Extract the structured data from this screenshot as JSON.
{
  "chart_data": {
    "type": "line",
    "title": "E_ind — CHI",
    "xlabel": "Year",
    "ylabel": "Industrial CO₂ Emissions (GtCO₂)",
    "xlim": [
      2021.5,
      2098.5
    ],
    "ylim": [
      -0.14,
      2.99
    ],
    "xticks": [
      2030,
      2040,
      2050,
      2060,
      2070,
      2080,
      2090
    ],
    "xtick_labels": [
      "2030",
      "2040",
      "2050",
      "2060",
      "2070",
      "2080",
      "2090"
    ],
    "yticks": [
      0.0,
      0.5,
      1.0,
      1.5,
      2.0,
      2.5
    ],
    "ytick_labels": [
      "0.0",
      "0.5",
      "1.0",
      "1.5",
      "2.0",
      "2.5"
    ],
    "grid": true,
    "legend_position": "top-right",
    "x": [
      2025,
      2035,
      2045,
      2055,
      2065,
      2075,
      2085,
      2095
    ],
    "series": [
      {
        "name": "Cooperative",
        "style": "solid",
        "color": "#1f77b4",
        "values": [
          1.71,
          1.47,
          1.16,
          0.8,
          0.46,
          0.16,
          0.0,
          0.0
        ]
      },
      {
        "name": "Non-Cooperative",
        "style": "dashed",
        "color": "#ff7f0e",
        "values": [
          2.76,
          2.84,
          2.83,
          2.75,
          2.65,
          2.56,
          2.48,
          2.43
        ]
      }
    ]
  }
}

DIRECTIONS FOR THIS TASK ::
Copy out the full listing exactly.

FINISHED TASK ::
Extract the structured data from this screenshot as JSON.
{
  "chart_data": {
    "type": "line",
    "title": "E_ind — CHI",
    "xlabel": "Year",
    "ylabel": "Industrial CO₂ Emissions (GtCO₂)",
    "xlim": [
      2021.5,
      2098.5
    ],
    "ylim": [
      -0.14,
      2.99
    ],
    "xticks": [
      2030,
      2040,
      2050,
      2060,
      2070,
      2080,
      2090
    ],
    "xtick_labels": [
      "2030",
      "2040",
      "2050",
      "2060",
      "2070",
      "2080",
      "2090"
    ],
    "yticks": [
      0.0,
      0.5,
      1.0,
      1.5,
      2.0,
      2.5
    ],
    "ytick_labels": [
      "0.0",
      "0.5",
      "1.0",
      "1.5",
      "2.0",
      "2.5"
    ],
    "grid": true,
    "legend_position": "top-right",
    "x": [
      2025,
      2035,
      2045,
      2055,
      2065,
      2075,
      2085,
      2095
    ],
    "series": [
      {
        "name": "Cooperative",
        "style": "solid",
        "color": "#1f77b4",
        "values": [
          1.71,
          1.47,
          1.16,
          0.8,
          0.46,
          0.16,
          0.0,
          0.0
        ]
      },
      {
        "name": "Non-Cooperative",
        "style": "dashed",
        "color": "#ff7f0e",
        "values": [
          2.76,
          2.84,
          2.83,
          2.75,
          2.65,
          2.56,
          2.48,
          2.43
        ]
      }
    ]
  }
}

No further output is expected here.